Figure contents as structured data:
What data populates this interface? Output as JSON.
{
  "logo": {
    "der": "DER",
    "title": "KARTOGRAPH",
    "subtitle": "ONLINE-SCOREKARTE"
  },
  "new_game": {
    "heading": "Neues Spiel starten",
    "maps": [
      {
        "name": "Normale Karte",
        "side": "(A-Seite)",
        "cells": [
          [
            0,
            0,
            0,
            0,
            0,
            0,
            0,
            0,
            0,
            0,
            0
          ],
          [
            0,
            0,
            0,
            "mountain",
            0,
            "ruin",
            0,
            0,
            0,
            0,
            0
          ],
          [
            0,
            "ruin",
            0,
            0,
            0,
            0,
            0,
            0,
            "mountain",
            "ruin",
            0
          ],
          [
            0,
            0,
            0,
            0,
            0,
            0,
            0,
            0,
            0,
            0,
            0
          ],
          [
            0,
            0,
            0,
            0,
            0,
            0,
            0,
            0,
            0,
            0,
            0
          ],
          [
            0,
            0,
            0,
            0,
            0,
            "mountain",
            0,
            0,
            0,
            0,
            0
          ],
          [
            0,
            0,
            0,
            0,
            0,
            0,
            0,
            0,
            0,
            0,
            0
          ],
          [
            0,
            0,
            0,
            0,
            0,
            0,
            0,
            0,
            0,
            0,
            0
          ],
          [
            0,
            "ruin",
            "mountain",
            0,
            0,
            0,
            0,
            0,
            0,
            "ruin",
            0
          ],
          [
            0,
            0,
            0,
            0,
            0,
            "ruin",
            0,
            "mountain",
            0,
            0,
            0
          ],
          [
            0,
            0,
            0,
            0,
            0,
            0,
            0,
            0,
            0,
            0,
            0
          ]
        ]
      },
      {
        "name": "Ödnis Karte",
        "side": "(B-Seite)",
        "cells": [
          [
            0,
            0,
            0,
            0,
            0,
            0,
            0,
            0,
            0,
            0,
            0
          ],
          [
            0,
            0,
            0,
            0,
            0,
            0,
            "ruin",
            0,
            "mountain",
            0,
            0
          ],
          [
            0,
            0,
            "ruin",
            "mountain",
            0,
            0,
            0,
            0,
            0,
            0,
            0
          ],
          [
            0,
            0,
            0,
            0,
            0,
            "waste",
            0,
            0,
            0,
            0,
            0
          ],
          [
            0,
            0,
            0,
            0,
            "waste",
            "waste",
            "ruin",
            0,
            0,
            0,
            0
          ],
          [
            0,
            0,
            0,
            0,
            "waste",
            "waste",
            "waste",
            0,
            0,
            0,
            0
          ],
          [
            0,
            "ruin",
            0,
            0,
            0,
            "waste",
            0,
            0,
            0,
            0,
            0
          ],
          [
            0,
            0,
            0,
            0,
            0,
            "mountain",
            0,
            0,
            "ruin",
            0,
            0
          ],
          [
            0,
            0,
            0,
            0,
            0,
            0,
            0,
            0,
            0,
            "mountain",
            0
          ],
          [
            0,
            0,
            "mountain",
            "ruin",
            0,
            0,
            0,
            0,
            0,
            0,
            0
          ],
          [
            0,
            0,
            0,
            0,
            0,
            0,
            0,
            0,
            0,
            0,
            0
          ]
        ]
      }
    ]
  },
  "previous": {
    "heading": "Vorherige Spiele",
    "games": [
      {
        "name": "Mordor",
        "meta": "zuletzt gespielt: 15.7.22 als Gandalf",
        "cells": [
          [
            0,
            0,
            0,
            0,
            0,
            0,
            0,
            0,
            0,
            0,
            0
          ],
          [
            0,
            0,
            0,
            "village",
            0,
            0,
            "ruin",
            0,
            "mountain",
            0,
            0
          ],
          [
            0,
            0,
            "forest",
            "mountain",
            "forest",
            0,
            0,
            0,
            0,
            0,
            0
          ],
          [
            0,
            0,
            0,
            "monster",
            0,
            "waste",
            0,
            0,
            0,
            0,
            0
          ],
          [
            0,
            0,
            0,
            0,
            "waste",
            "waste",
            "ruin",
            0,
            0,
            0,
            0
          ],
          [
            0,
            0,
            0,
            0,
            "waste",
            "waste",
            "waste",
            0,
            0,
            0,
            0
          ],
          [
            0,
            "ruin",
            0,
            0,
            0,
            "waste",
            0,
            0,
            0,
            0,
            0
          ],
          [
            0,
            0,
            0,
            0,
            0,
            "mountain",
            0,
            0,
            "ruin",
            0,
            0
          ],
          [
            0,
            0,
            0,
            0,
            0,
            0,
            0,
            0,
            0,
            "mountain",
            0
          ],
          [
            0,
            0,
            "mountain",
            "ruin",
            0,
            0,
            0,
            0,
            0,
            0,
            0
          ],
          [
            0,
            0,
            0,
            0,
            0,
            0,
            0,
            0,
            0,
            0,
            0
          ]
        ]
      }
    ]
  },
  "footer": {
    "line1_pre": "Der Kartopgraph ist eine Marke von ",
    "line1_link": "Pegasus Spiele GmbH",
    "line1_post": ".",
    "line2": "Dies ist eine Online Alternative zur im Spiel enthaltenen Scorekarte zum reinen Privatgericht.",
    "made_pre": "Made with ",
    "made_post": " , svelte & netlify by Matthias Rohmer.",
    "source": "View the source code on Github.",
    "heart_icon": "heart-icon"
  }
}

* _EXERCISE OBJECTIVE_
Copy in full each line that holds the word "Spiele".

* _RESPONSE TO THE EXERCISE_
    "heading": "Vorherige Spiele",
    "line1_link": "Pegasus Spiele GmbH",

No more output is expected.